Collected data entries:

************

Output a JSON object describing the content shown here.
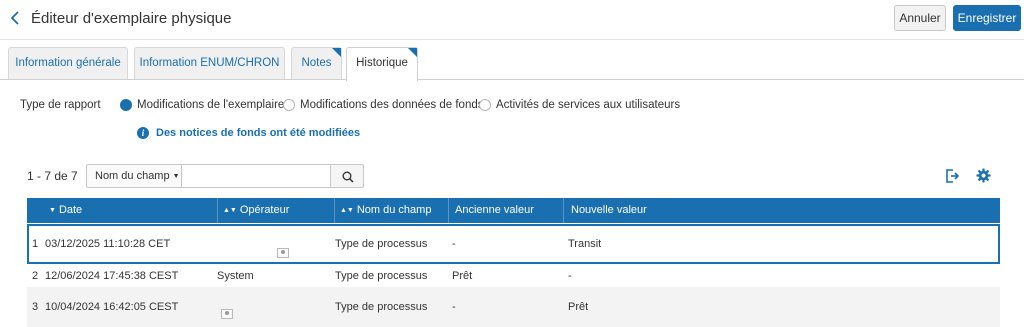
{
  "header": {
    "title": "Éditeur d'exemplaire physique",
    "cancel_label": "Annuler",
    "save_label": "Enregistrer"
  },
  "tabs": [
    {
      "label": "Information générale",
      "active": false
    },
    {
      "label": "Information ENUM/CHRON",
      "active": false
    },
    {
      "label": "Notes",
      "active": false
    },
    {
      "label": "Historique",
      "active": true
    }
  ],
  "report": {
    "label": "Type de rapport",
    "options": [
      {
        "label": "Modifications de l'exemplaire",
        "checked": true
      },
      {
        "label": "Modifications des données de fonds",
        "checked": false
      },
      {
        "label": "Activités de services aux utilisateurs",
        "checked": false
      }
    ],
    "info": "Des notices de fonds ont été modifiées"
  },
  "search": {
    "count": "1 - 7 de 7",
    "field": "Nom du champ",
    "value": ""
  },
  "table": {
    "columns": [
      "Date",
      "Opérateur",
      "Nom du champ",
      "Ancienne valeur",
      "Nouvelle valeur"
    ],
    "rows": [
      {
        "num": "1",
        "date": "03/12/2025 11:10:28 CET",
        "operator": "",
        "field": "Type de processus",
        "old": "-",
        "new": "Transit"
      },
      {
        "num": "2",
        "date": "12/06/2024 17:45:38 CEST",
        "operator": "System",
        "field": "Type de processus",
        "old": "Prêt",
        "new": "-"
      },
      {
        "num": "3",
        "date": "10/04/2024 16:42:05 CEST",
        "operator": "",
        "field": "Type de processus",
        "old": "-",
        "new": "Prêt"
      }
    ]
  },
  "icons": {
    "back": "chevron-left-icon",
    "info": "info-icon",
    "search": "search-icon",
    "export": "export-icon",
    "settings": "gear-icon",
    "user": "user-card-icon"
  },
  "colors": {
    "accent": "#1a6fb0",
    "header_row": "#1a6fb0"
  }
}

************

Set task
Copy the entries above faithfully and omit every image.

Task result
Output a JSON object describing the content shown here.
{
  "header": {
    "title": "Éditeur d'exemplaire physique",
    "cancel_label": "Annuler",
    "save_label": "Enregistrer"
  },
  "tabs": [
    {
      "label": "Information générale",
      "active": false
    },
    {
      "label": "Information ENUM/CHRON",
      "active": false
    },
    {
      "label": "Notes",
      "active": false
    },
    {
      "label": "Historique",
      "active": true
    }
  ],
  "report": {
    "label": "Type de rapport",
    "options": [
      {
        "label": "Modifications de l'exemplaire",
        "checked": true
      },
      {
        "label": "Modifications des données de fonds",
        "checked": false
      },
      {
        "label": "Activités de services aux utilisateurs",
        "checked": false
      }
    ],
    "info": "Des notices de fonds ont été modifiées"
  },
  "search": {
    "count": "1 - 7 de 7",
    "field": "Nom du champ",
    "value": ""
  },
  "table": {
    "columns": [
      "Date",
      "Opérateur",
      "Nom du champ",
      "Ancienne valeur",
      "Nouvelle valeur"
    ],
    "rows": [
      {
        "num": "1",
        "date": "03/12/2025 11:10:28 CET",
        "operator": "",
        "field": "Type de processus",
        "old": "-",
        "new": "Transit"
      },
      {
        "num": "2",
        "date": "12/06/2024 17:45:38 CEST",
        "operator": "System",
        "field": "Type de processus",
        "old": "Prêt",
        "new": "-"
      },
      {
        "num": "3",
        "date": "10/04/2024 16:42:05 CEST",
        "operator": "",
        "field": "Type de processus",
        "old": "-",
        "new": "Prêt"
      }
    ]
  },
  "icons": {
    "back": "chevron-left-icon",
    "info": "info-icon",
    "search": "search-icon",
    "export": "export-icon",
    "settings": "gear-icon",
    "user": "user-card-icon"
  },
  "colors": {
    "accent": "#1a6fb0",
    "header_row": "#1a6fb0"
  }
}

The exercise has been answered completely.